GIVEN EXERCISE:
Copy every one of the rows below word for word, with each line unchanged.

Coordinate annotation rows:
◆ ◆ ◆ ◆ ◆
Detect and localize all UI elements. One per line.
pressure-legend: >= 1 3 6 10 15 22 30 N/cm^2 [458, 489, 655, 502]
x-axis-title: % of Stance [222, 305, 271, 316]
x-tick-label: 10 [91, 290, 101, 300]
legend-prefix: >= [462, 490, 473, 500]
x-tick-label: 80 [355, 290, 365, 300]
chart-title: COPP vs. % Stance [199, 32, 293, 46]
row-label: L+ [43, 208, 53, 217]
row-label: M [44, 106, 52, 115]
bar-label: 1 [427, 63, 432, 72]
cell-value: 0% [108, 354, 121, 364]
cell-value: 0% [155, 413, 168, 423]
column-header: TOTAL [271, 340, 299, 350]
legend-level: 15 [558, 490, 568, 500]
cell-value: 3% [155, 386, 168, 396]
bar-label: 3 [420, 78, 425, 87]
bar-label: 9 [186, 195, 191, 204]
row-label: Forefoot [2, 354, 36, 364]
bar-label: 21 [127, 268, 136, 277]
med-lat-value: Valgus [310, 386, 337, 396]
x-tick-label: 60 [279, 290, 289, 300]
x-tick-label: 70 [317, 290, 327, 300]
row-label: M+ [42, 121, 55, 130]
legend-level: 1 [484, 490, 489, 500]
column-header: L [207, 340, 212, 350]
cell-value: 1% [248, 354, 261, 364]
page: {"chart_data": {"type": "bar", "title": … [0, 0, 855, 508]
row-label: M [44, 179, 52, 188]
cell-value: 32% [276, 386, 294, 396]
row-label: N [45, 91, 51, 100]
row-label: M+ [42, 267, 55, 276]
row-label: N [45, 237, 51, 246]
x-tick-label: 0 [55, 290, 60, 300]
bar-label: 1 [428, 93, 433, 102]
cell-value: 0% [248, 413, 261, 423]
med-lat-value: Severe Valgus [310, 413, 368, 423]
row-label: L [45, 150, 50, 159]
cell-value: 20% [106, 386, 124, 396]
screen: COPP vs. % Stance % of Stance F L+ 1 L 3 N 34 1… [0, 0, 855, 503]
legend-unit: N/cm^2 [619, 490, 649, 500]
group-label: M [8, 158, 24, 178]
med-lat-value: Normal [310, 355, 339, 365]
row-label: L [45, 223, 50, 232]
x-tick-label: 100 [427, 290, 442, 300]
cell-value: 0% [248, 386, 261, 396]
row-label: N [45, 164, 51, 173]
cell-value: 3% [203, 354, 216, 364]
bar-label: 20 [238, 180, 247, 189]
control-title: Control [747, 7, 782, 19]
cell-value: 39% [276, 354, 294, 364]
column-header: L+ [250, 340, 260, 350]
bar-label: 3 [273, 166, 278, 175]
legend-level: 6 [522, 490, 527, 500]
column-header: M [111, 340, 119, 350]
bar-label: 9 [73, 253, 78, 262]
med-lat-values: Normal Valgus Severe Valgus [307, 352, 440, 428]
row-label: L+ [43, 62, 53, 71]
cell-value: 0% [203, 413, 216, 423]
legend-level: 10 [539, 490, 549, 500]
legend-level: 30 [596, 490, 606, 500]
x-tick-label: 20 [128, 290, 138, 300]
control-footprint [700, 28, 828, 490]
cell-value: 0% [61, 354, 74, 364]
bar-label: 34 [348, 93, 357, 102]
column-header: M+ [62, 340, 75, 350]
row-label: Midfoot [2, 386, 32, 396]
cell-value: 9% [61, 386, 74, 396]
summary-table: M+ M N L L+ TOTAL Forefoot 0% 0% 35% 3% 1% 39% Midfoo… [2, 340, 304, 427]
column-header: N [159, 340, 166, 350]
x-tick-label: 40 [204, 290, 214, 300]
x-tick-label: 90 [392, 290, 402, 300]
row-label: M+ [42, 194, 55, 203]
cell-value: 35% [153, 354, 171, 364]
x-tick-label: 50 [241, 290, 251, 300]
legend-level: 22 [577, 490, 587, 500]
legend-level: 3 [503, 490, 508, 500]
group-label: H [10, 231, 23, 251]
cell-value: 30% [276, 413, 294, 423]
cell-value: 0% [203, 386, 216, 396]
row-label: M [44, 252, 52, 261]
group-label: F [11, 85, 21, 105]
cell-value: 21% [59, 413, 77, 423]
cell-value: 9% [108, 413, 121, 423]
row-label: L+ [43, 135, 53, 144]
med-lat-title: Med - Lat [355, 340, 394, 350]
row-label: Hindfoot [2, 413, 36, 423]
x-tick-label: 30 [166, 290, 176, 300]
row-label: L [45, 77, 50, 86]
◆ ◆ ◆ ◆ ◆
TASK OUTPUT:
Detect and localize all UI elements. One per line.
pressure-legend: >= 1 3 6 10 15 22 30 N/cm^2 [458, 489, 655, 502]
x-axis-title: % of Stance [222, 305, 271, 316]
x-tick-label: 10 [91, 290, 101, 300]
legend-prefix: >= [462, 490, 473, 500]
x-tick-label: 80 [355, 290, 365, 300]
chart-title: COPP vs. % Stance [199, 32, 293, 46]
row-label: L+ [43, 208, 53, 217]
row-label: M [44, 106, 52, 115]
bar-label: 1 [427, 63, 432, 72]
cell-value: 0% [108, 354, 121, 364]
cell-value: 0% [155, 413, 168, 423]
column-header: TOTAL [271, 340, 299, 350]
legend-level: 15 [558, 490, 568, 500]
cell-value: 3% [155, 386, 168, 396]
bar-label: 3 [420, 78, 425, 87]
bar-label: 9 [186, 195, 191, 204]
row-label: Forefoot [2, 354, 36, 364]
bar-label: 21 [127, 268, 136, 277]
med-lat-value: Valgus [310, 386, 337, 396]
x-tick-label: 60 [279, 290, 289, 300]
x-tick-label: 70 [317, 290, 327, 300]
row-label: M+ [42, 121, 55, 130]
legend-level: 1 [484, 490, 489, 500]
column-header: L [207, 340, 212, 350]
cell-value: 1% [248, 354, 261, 364]
page: {"chart_data": {"type": "bar", "title": … [0, 0, 855, 508]
row-label: M [44, 179, 52, 188]
cell-value: 32% [276, 386, 294, 396]
row-label: N [45, 91, 51, 100]
row-label: M+ [42, 267, 55, 276]
row-label: N [45, 237, 51, 246]
x-tick-label: 0 [55, 290, 60, 300]
bar-label: 1 [428, 93, 433, 102]
cell-value: 0% [248, 413, 261, 423]
med-lat-value: Severe Valgus [310, 413, 368, 423]
row-label: L [45, 150, 50, 159]
cell-value: 20% [106, 386, 124, 396]
screen: COPP vs. % Stance % of Stance F L+ 1 L 3 N 34 1… [0, 0, 855, 503]
legend-unit: N/cm^2 [619, 490, 649, 500]
group-label: M [8, 158, 24, 178]
med-lat-value: Normal [310, 355, 339, 365]
row-label: L [45, 223, 50, 232]
x-tick-label: 100 [427, 290, 442, 300]
cell-value: 0% [248, 386, 261, 396]
row-label: N [45, 164, 51, 173]
cell-value: 3% [203, 354, 216, 364]
bar-label: 20 [238, 180, 247, 189]
control-title: Control [747, 7, 782, 19]
cell-value: 39% [276, 354, 294, 364]
column-header: L+ [250, 340, 260, 350]
bar-label: 3 [273, 166, 278, 175]
legend-level: 6 [522, 490, 527, 500]
column-header: M [111, 340, 119, 350]
bar-label: 9 [73, 253, 78, 262]
med-lat-values: Normal Valgus Severe Valgus [307, 352, 440, 428]
row-label: L+ [43, 62, 53, 71]
cell-value: 0% [203, 413, 216, 423]
legend-level: 10 [539, 490, 549, 500]
legend-level: 30 [596, 490, 606, 500]
x-tick-label: 20 [128, 290, 138, 300]
control-footprint [700, 28, 828, 490]
cell-value: 0% [61, 354, 74, 364]
bar-label: 34 [348, 93, 357, 102]
column-header: M+ [62, 340, 75, 350]
row-label: Midfoot [2, 386, 32, 396]
cell-value: 9% [61, 386, 74, 396]
summary-table: M+ M N L L+ TOTAL Forefoot 0% 0% 35% 3% 1% 39% Midfoo… [2, 340, 304, 427]
column-header: N [159, 340, 166, 350]
x-tick-label: 40 [204, 290, 214, 300]
x-tick-label: 90 [392, 290, 402, 300]
row-label: M+ [42, 194, 55, 203]
cell-value: 35% [153, 354, 171, 364]
x-tick-label: 50 [241, 290, 251, 300]
legend-level: 22 [577, 490, 587, 500]
legend-level: 3 [503, 490, 508, 500]
group-label: H [10, 231, 23, 251]
cell-value: 30% [276, 413, 294, 423]
cell-value: 0% [203, 386, 216, 396]
row-label: M [44, 252, 52, 261]
group-label: F [11, 85, 21, 105]
cell-value: 21% [59, 413, 77, 423]
cell-value: 9% [108, 413, 121, 423]
row-label: L+ [43, 135, 53, 144]
med-lat-title: Med - Lat [355, 340, 394, 350]
row-label: Hindfoot [2, 413, 36, 423]
x-tick-label: 30 [166, 290, 176, 300]
row-label: L [45, 77, 50, 86]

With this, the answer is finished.